#### [Recorded data]
++++++++++++++++++++
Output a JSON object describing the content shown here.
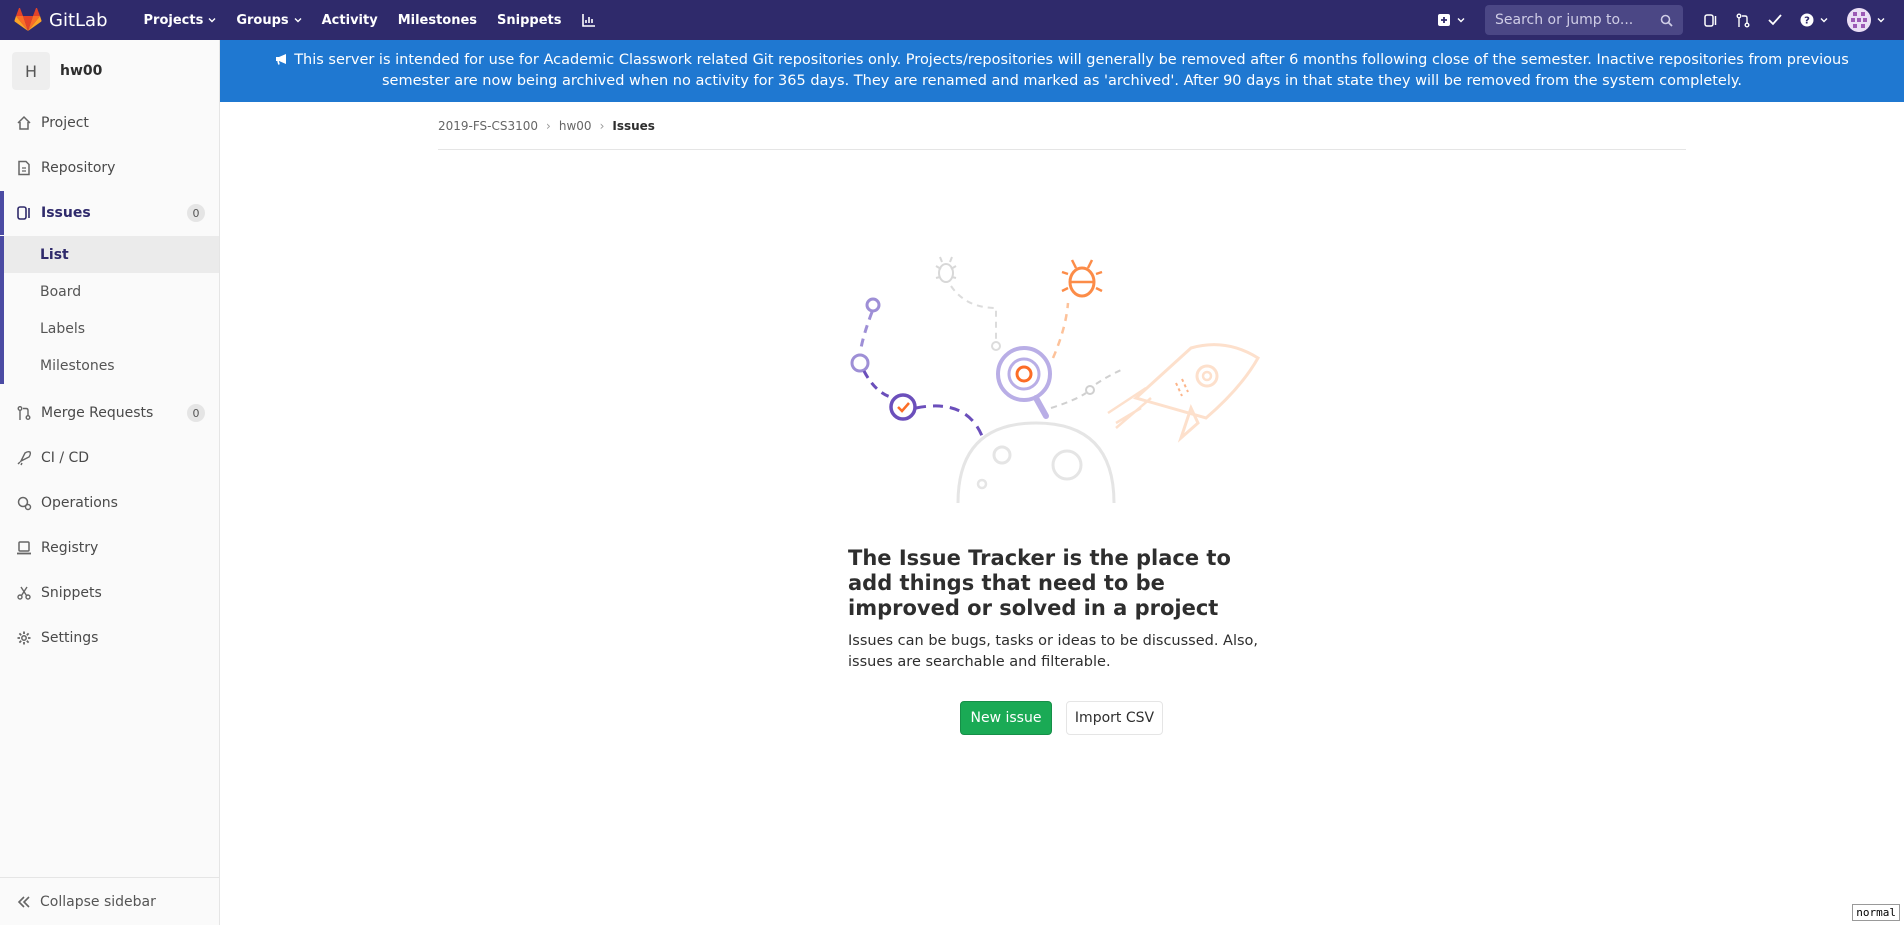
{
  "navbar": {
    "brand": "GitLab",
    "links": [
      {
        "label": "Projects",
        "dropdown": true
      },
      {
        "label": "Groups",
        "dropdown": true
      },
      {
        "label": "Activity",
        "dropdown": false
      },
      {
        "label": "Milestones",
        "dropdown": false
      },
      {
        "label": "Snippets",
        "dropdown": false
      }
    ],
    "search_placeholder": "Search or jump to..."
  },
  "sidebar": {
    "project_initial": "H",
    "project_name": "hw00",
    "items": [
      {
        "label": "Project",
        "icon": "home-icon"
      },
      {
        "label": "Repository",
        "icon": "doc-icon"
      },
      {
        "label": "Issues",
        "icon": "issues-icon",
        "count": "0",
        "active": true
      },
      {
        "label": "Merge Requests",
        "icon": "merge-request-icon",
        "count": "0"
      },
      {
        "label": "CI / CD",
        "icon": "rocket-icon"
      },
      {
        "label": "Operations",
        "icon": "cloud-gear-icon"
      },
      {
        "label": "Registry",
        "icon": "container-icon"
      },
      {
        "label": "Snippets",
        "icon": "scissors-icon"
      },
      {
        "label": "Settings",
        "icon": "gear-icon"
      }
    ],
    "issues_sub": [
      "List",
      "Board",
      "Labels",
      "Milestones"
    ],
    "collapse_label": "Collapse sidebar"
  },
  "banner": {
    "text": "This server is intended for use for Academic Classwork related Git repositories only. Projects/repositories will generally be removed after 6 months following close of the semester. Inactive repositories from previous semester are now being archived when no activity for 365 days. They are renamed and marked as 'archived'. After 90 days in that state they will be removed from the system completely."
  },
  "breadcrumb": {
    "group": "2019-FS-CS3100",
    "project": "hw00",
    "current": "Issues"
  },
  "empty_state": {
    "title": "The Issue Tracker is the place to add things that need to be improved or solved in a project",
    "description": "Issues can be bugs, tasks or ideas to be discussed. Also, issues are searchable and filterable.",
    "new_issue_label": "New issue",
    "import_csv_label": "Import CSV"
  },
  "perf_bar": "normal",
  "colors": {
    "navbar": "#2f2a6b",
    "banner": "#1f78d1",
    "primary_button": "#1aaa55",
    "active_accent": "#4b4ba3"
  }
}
++++++++++++++++++++
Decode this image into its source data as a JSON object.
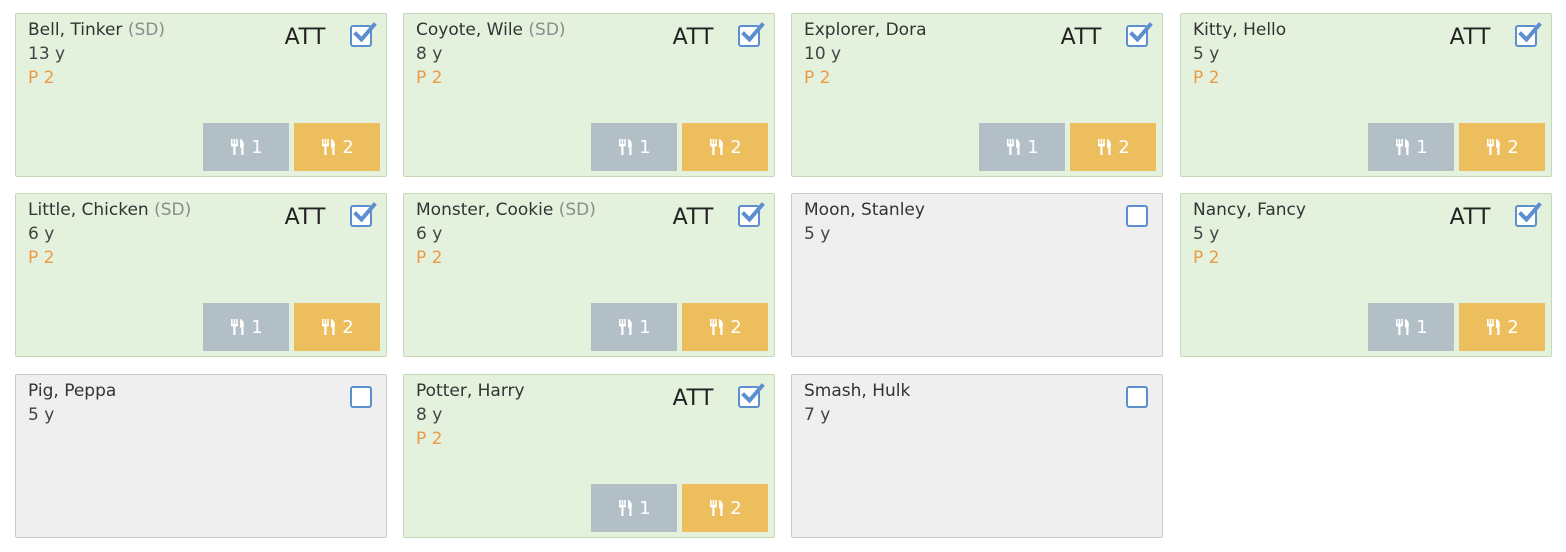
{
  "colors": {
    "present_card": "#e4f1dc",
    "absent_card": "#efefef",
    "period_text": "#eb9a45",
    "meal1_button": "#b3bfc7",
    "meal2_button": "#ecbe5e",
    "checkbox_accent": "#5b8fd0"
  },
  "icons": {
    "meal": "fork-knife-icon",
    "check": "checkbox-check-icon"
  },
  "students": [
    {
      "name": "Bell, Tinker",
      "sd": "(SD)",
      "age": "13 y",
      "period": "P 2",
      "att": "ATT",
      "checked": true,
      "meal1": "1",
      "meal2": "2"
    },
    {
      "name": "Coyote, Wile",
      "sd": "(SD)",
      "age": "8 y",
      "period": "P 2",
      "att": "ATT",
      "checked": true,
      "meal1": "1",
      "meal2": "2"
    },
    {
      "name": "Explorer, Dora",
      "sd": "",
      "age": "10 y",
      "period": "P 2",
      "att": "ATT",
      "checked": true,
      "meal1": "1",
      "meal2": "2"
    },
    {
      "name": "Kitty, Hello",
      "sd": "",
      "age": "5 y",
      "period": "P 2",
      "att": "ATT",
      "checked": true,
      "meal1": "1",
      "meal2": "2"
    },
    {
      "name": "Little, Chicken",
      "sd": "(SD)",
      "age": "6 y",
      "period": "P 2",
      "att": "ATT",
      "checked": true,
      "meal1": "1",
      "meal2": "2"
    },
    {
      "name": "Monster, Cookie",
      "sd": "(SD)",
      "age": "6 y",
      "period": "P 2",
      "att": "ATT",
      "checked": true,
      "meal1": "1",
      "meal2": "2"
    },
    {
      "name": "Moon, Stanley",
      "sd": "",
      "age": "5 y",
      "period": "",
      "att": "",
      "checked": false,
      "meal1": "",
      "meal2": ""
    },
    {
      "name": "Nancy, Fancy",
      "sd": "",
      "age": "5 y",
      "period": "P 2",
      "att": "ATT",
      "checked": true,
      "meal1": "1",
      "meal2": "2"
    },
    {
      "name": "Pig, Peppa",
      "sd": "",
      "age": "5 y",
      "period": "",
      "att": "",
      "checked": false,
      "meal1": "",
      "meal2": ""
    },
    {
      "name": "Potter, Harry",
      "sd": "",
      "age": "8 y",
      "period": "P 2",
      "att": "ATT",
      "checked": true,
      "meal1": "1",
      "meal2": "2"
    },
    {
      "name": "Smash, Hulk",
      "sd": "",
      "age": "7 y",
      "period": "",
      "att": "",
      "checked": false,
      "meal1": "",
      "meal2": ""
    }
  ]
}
++++++++++++++++++++
#### [WHAT YOU ARE ASKED TO DO]
Collect the lines of the records that include the string "object".

#### [RESULT FOR THIS TASK]
Output a JSON object describing the content shown here.
Decode this image into its source data as a JSON object.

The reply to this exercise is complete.